___ Input ___

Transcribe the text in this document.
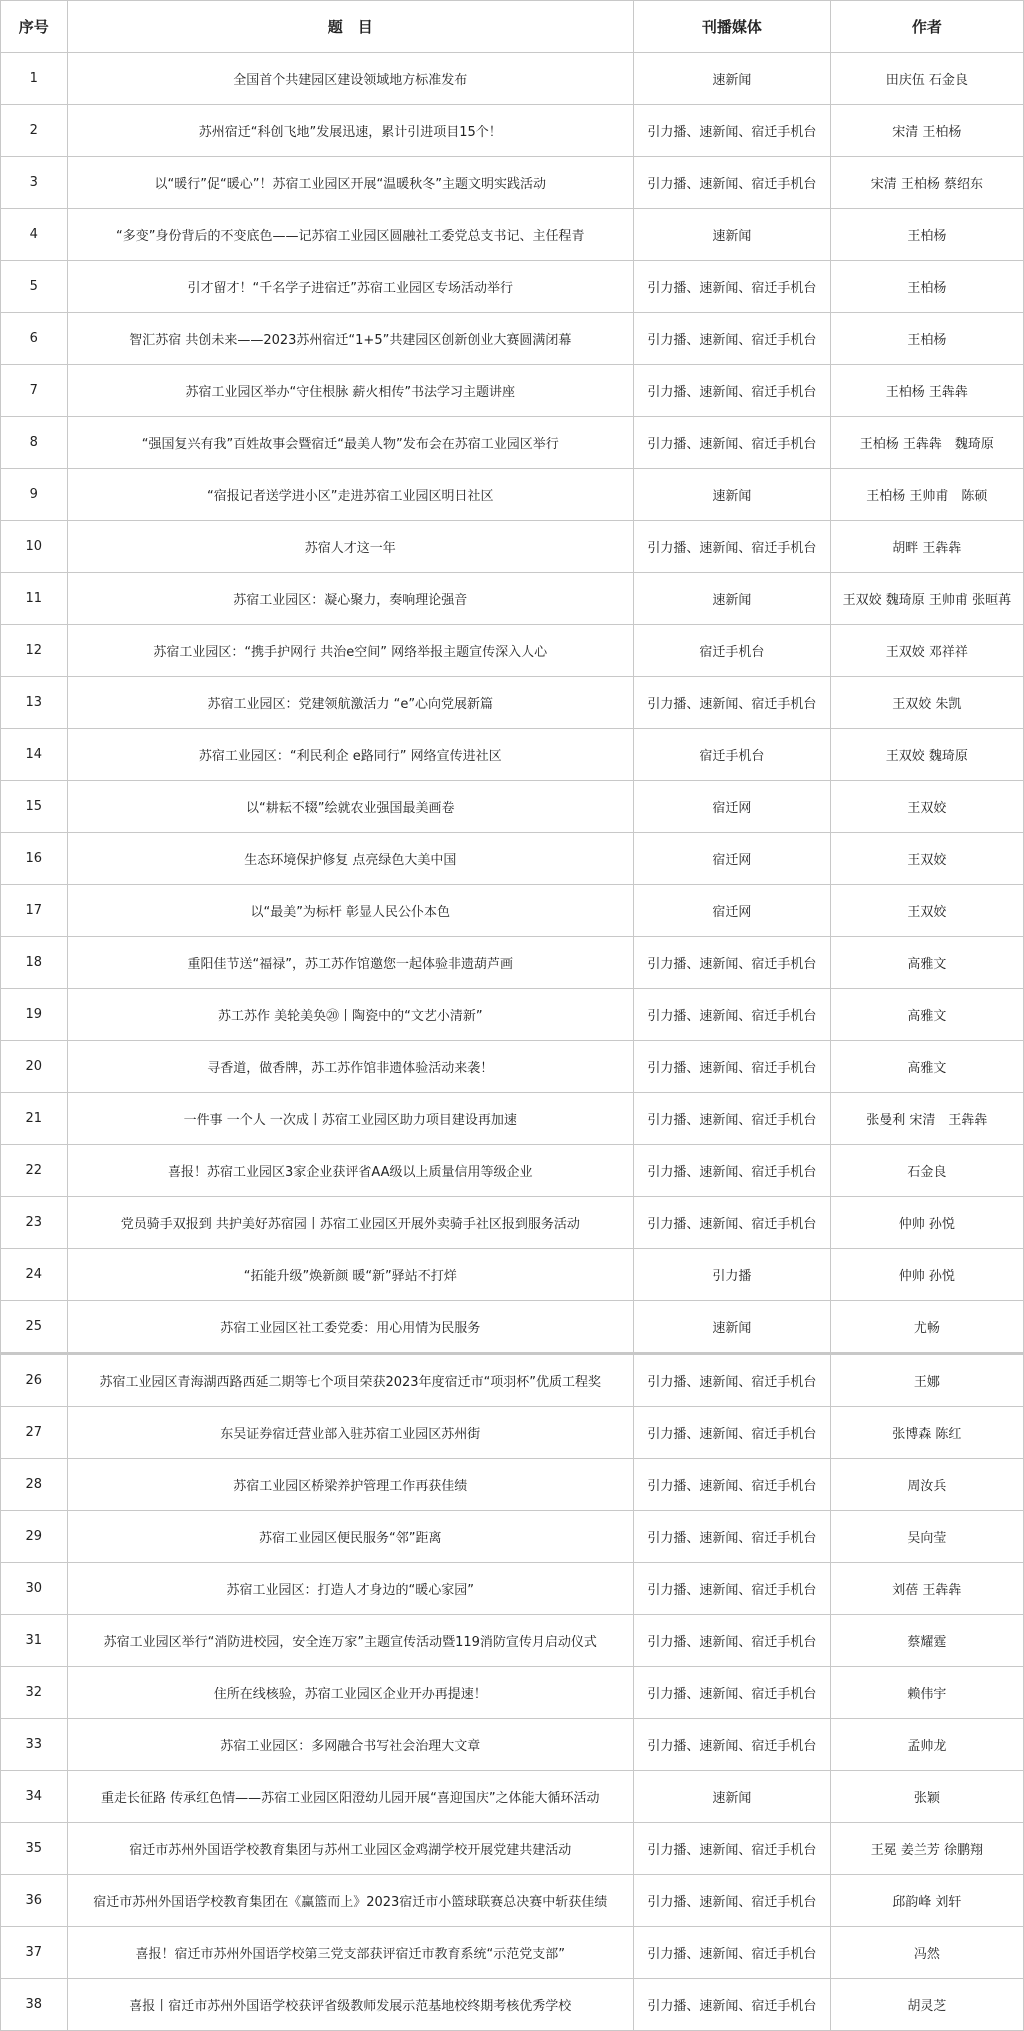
序号	题　目	刊播媒体	作者
1	全国首个共建园区建设领域地方标准发布	速新闻	田庆伍 石金良
2	苏州宿迁“科创飞地”发展迅速，累计引进项目15个！	引力播、速新闻、宿迁手机台	宋清 王柏杨
3	以“暖行”促“暖心”！苏宿工业园区开展“温暖秋冬”主题文明实践活动	引力播、速新闻、宿迁手机台	宋清 王柏杨 蔡绍东
4	“多变”身份背后的不变底色——记苏宿工业园区圆融社工委党总支书记、主任程青	速新闻	王柏杨
5	引才留才！“千名学子进宿迁”苏宿工业园区专场活动举行	引力播、速新闻、宿迁手机台	王柏杨
6	智汇苏宿 共创未来——2023苏州宿迁“1+5”共建园区创新创业大赛圆满闭幕	引力播、速新闻、宿迁手机台	王柏杨
7	苏宿工业园区举办“守住根脉 薪火相传”书法学习主题讲座	引力播、速新闻、宿迁手机台	王柏杨 王犇犇
8	“强国复兴有我”百姓故事会暨宿迁“最美人物”发布会在苏宿工业园区举行	引力播、速新闻、宿迁手机台	王柏杨 王犇犇　魏琦原
9	“宿报记者送学进小区”走进苏宿工业园区明日社区	速新闻	王柏杨 王帅甫　陈硕
10	苏宿人才这一年	引力播、速新闻、宿迁手机台	胡畔 王犇犇
11	苏宿工业园区：凝心聚力，奏响理论强音	速新闻	王双姣 魏琦原 王帅甫 张晅苒
12	苏宿工业园区：“携手护网行 共治e空间” 网络举报主题宣传深入人心	宿迁手机台	王双姣 邓祥祥
13	苏宿工业园区：党建领航激活力 “e”心向党展新篇	引力播、速新闻、宿迁手机台	王双姣 朱凯
14	苏宿工业园区：“利民利企 e路同行” 网络宣传进社区	宿迁手机台	王双姣 魏琦原
15	以“耕耘不辍”绘就农业强国最美画卷	宿迁网	王双姣
16	生态环境保护修复 点亮绿色大美中国	宿迁网	王双姣
17	以“最美”为标杆 彰显人民公仆本色	宿迁网	王双姣
18	重阳佳节送“福禄”，苏工苏作馆邀您一起体验非遗葫芦画	引力播、速新闻、宿迁手机台	高雅文
19	苏工苏作 美轮美奂⑳丨陶瓷中的“文艺小清新”	引力播、速新闻、宿迁手机台	高雅文
20	寻香道，做香牌，苏工苏作馆非遗体验活动来袭！	引力播、速新闻、宿迁手机台	高雅文
21	一件事 一个人 一次成丨苏宿工业园区助力项目建设再加速	引力播、速新闻、宿迁手机台	张曼利 宋清　王犇犇
22	喜报！苏宿工业园区3家企业获评省AA级以上质量信用等级企业	引力播、速新闻、宿迁手机台	石金良
23	党员骑手双报到 共护美好苏宿园丨苏宿工业园区开展外卖骑手社区报到服务活动	引力播、速新闻、宿迁手机台	仲帅 孙悦
24	“拓能升级”焕新颜 暖“新”驿站不打烊	引力播	仲帅 孙悦
25	苏宿工业园区社工委党委：用心用情为民服务	速新闻	尤畅
26	苏宿工业园区青海湖西路西延二期等七个项目荣获2023年度宿迁市“项羽杯”优质工程奖	引力播、速新闻、宿迁手机台	王娜
27	东吴证券宿迁营业部入驻苏宿工业园区苏州街	引力播、速新闻、宿迁手机台	张博森 陈红
28	苏宿工业园区桥梁养护管理工作再获佳绩	引力播、速新闻、宿迁手机台	周汝兵
29	苏宿工业园区便民服务“邻”距离	引力播、速新闻、宿迁手机台	吴向莹
30	苏宿工业园区：打造人才身边的“暖心家园”	引力播、速新闻、宿迁手机台	刘蓓 王犇犇
31	苏宿工业园区举行“消防进校园，安全连万家”主题宣传活动暨119消防宣传月启动仪式	引力播、速新闻、宿迁手机台	蔡耀霆
32	住所在线核验，苏宿工业园区企业开办再提速！	引力播、速新闻、宿迁手机台	赖伟宇
33	苏宿工业园区：多网融合书写社会治理大文章	引力播、速新闻、宿迁手机台	孟帅龙
34	重走长征路 传承红色情——苏宿工业园区阳澄幼儿园开展“喜迎国庆”之体能大循环活动	速新闻	张颖
35	宿迁市苏州外国语学校教育集团与苏州工业园区金鸡湖学校开展党建共建活动	引力播、速新闻、宿迁手机台	王冕 姜兰芳 徐鹏翔
36	宿迁市苏州外国语学校教育集团在《赢篮而上》2023宿迁市小篮球联赛总决赛中斩获佳绩	引力播、速新闻、宿迁手机台	邱韵峰 刘轩
37	喜报！宿迁市苏州外国语学校第三党支部获评宿迁市教育系统“示范党支部”	引力播、速新闻、宿迁手机台	冯然
38	喜报丨宿迁市苏州外国语学校获评省级教师发展示范基地校终期考核优秀学校	引力播、速新闻、宿迁手机台	胡灵芝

___

• [What is asked]
Reproduce all the records verbatim, excluding images.

• [Task response]
Transcribe the text in this document.
序号	题　目	刊播媒体	作者
1	全国首个共建园区建设领域地方标准发布	速新闻	田庆伍 石金良
2	苏州宿迁“科创飞地”发展迅速，累计引进项目15个！	引力播、速新闻、宿迁手机台	宋清 王柏杨
3	以“暖行”促“暖心”！苏宿工业园区开展“温暖秋冬”主题文明实践活动	引力播、速新闻、宿迁手机台	宋清 王柏杨 蔡绍东
4	“多变”身份背后的不变底色——记苏宿工业园区圆融社工委党总支书记、主任程青	速新闻	王柏杨
5	引才留才！“千名学子进宿迁”苏宿工业园区专场活动举行	引力播、速新闻、宿迁手机台	王柏杨
6	智汇苏宿 共创未来——2023苏州宿迁“1+5”共建园区创新创业大赛圆满闭幕	引力播、速新闻、宿迁手机台	王柏杨
7	苏宿工业园区举办“守住根脉 薪火相传”书法学习主题讲座	引力播、速新闻、宿迁手机台	王柏杨 王犇犇
8	“强国复兴有我”百姓故事会暨宿迁“最美人物”发布会在苏宿工业园区举行	引力播、速新闻、宿迁手机台	王柏杨 王犇犇　魏琦原
9	“宿报记者送学进小区”走进苏宿工业园区明日社区	速新闻	王柏杨 王帅甫　陈硕
10	苏宿人才这一年	引力播、速新闻、宿迁手机台	胡畔 王犇犇
11	苏宿工业园区：凝心聚力，奏响理论强音	速新闻	王双姣 魏琦原 王帅甫 张晅苒
12	苏宿工业园区：“携手护网行 共治e空间” 网络举报主题宣传深入人心	宿迁手机台	王双姣 邓祥祥
13	苏宿工业园区：党建领航激活力 “e”心向党展新篇	引力播、速新闻、宿迁手机台	王双姣 朱凯
14	苏宿工业园区：“利民利企 e路同行” 网络宣传进社区	宿迁手机台	王双姣 魏琦原
15	以“耕耘不辍”绘就农业强国最美画卷	宿迁网	王双姣
16	生态环境保护修复 点亮绿色大美中国	宿迁网	王双姣
17	以“最美”为标杆 彰显人民公仆本色	宿迁网	王双姣
18	重阳佳节送“福禄”，苏工苏作馆邀您一起体验非遗葫芦画	引力播、速新闻、宿迁手机台	高雅文
19	苏工苏作 美轮美奂⑳丨陶瓷中的“文艺小清新”	引力播、速新闻、宿迁手机台	高雅文
20	寻香道，做香牌，苏工苏作馆非遗体验活动来袭！	引力播、速新闻、宿迁手机台	高雅文
21	一件事 一个人 一次成丨苏宿工业园区助力项目建设再加速	引力播、速新闻、宿迁手机台	张曼利 宋清　王犇犇
22	喜报！苏宿工业园区3家企业获评省AA级以上质量信用等级企业	引力播、速新闻、宿迁手机台	石金良
23	党员骑手双报到 共护美好苏宿园丨苏宿工业园区开展外卖骑手社区报到服务活动	引力播、速新闻、宿迁手机台	仲帅 孙悦
24	“拓能升级”焕新颜 暖“新”驿站不打烊	引力播	仲帅 孙悦
25	苏宿工业园区社工委党委：用心用情为民服务	速新闻	尤畅
26	苏宿工业园区青海湖西路西延二期等七个项目荣获2023年度宿迁市“项羽杯”优质工程奖	引力播、速新闻、宿迁手机台	王娜
27	东吴证券宿迁营业部入驻苏宿工业园区苏州街	引力播、速新闻、宿迁手机台	张博森 陈红
28	苏宿工业园区桥梁养护管理工作再获佳绩	引力播、速新闻、宿迁手机台	周汝兵
29	苏宿工业园区便民服务“邻”距离	引力播、速新闻、宿迁手机台	吴向莹
30	苏宿工业园区：打造人才身边的“暖心家园”	引力播、速新闻、宿迁手机台	刘蓓 王犇犇
31	苏宿工业园区举行“消防进校园，安全连万家”主题宣传活动暨119消防宣传月启动仪式	引力播、速新闻、宿迁手机台	蔡耀霆
32	住所在线核验，苏宿工业园区企业开办再提速！	引力播、速新闻、宿迁手机台	赖伟宇
33	苏宿工业园区：多网融合书写社会治理大文章	引力播、速新闻、宿迁手机台	孟帅龙
34	重走长征路 传承红色情——苏宿工业园区阳澄幼儿园开展“喜迎国庆”之体能大循环活动	速新闻	张颖
35	宿迁市苏州外国语学校教育集团与苏州工业园区金鸡湖学校开展党建共建活动	引力播、速新闻、宿迁手机台	王冕 姜兰芳 徐鹏翔
36	宿迁市苏州外国语学校教育集团在《赢篮而上》2023宿迁市小篮球联赛总决赛中斩获佳绩	引力播、速新闻、宿迁手机台	邱韵峰 刘轩
37	喜报！宿迁市苏州外国语学校第三党支部获评宿迁市教育系统“示范党支部”	引力播、速新闻、宿迁手机台	冯然
38	喜报丨宿迁市苏州外国语学校获评省级教师发展示范基地校终期考核优秀学校	引力播、速新闻、宿迁手机台	胡灵芝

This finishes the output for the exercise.